▶ [What is needed]
Gather the lines that hold the string "xlabel".

▶ [Source records]
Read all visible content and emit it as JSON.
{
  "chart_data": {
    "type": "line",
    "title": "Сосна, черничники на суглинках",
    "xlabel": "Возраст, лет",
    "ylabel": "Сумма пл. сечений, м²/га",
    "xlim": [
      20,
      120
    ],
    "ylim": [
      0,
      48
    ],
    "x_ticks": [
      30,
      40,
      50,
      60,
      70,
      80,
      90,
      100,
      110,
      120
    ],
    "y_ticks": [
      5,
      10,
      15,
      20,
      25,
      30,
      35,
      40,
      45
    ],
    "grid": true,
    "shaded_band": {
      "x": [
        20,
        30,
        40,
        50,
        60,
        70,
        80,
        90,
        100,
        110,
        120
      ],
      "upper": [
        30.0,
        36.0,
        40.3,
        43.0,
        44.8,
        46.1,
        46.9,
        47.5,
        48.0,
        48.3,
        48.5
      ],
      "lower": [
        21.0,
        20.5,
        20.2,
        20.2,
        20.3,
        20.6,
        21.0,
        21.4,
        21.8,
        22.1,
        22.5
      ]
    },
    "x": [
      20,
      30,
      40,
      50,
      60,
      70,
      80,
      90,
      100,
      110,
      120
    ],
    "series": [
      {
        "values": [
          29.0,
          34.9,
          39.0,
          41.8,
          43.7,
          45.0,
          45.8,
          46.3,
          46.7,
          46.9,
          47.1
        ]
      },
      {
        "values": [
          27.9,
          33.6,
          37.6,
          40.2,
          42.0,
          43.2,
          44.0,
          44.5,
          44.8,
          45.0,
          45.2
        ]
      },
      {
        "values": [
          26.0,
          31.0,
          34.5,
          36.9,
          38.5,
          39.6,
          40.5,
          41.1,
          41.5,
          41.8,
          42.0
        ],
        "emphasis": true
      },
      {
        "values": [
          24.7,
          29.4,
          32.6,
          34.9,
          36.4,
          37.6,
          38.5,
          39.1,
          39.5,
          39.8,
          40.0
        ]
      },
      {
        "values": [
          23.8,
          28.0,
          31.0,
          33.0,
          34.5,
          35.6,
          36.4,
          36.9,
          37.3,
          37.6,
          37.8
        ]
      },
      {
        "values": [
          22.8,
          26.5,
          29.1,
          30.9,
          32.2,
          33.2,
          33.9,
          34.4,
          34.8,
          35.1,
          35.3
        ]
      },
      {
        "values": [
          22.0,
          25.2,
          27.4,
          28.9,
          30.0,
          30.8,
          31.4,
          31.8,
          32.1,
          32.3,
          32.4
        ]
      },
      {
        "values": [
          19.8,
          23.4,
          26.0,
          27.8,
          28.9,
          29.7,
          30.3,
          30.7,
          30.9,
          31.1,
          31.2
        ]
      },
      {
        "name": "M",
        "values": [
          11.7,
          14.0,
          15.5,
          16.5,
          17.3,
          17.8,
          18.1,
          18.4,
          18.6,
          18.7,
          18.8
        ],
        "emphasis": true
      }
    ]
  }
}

==

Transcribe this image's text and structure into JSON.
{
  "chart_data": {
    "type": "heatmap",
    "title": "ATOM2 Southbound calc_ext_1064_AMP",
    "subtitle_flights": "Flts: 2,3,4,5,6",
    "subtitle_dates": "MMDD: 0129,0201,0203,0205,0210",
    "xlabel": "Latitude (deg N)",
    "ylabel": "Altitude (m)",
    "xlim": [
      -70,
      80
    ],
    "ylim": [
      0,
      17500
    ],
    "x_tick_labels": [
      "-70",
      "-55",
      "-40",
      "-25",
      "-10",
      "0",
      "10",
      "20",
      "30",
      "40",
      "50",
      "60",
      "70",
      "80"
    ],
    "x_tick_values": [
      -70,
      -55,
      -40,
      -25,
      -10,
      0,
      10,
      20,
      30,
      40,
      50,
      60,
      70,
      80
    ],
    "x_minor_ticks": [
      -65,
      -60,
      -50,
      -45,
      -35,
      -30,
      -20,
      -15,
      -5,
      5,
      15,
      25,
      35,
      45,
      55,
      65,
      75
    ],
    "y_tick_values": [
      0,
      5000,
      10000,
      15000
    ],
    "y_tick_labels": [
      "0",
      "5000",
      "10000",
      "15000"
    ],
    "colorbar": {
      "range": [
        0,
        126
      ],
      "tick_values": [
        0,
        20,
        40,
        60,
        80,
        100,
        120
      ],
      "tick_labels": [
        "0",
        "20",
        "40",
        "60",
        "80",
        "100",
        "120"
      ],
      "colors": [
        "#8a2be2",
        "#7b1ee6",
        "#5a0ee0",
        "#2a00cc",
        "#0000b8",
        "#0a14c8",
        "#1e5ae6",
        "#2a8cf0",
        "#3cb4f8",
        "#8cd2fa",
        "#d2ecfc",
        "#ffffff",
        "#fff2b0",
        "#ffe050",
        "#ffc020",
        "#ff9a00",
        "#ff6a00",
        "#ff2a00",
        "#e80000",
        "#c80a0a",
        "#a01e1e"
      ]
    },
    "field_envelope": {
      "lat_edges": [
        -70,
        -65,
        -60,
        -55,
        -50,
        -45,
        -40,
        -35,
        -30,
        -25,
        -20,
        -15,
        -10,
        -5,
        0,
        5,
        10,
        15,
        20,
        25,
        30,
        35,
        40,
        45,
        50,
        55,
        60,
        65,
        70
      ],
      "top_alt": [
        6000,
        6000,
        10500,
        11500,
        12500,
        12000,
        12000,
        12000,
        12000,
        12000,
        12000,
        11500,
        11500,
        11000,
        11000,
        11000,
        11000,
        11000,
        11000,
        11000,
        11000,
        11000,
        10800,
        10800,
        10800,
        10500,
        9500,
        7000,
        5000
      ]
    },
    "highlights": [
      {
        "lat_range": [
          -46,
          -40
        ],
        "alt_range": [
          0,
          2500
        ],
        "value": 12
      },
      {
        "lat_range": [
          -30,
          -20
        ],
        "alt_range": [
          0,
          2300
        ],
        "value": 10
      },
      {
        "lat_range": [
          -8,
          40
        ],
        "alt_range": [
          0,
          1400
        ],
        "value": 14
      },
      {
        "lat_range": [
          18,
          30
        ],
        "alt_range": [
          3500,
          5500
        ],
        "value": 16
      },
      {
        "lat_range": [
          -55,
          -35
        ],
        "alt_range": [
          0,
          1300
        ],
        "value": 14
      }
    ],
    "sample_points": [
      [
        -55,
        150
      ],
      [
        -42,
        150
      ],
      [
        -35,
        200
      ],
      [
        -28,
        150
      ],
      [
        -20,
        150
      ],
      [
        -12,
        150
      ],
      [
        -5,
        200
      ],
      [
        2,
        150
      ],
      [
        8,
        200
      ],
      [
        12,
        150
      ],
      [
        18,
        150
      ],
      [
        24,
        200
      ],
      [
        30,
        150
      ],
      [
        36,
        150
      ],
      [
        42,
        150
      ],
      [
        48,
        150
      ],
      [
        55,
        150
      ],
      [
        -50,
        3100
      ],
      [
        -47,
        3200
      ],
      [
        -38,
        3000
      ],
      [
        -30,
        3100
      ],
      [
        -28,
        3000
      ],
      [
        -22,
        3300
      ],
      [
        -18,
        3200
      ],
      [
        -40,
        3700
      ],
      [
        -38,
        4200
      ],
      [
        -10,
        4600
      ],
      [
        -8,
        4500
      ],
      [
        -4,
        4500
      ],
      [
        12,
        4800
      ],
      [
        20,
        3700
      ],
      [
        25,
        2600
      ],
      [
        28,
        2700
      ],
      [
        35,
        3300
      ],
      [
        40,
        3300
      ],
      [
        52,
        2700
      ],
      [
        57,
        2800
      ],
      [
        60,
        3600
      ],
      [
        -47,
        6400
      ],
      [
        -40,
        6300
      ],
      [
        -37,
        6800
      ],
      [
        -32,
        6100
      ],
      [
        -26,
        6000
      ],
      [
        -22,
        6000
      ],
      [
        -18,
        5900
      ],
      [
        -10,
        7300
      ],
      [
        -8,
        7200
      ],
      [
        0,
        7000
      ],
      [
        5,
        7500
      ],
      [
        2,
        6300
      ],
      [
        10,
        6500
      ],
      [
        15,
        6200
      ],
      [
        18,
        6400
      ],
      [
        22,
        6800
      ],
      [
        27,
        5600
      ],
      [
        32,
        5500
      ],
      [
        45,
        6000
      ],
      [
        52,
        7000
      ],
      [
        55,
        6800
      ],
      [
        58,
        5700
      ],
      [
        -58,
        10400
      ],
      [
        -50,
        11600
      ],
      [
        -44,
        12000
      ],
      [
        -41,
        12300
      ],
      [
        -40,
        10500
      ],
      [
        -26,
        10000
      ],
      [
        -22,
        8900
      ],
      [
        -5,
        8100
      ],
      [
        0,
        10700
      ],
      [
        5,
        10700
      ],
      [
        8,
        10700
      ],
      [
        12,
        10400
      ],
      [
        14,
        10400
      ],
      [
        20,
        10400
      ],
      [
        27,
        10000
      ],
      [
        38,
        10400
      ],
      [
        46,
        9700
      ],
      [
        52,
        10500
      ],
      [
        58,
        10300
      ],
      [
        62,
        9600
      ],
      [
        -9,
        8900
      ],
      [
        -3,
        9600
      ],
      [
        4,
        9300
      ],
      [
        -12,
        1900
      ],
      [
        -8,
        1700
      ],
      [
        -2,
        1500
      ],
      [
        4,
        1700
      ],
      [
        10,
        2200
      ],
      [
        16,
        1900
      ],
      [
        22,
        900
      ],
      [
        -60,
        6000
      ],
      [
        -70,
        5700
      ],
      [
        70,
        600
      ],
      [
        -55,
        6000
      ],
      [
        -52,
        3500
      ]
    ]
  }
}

▶ [Reply to the task]
    "xlabel": "Возраст, лет",
    "xlabel": "Latitude (deg N)",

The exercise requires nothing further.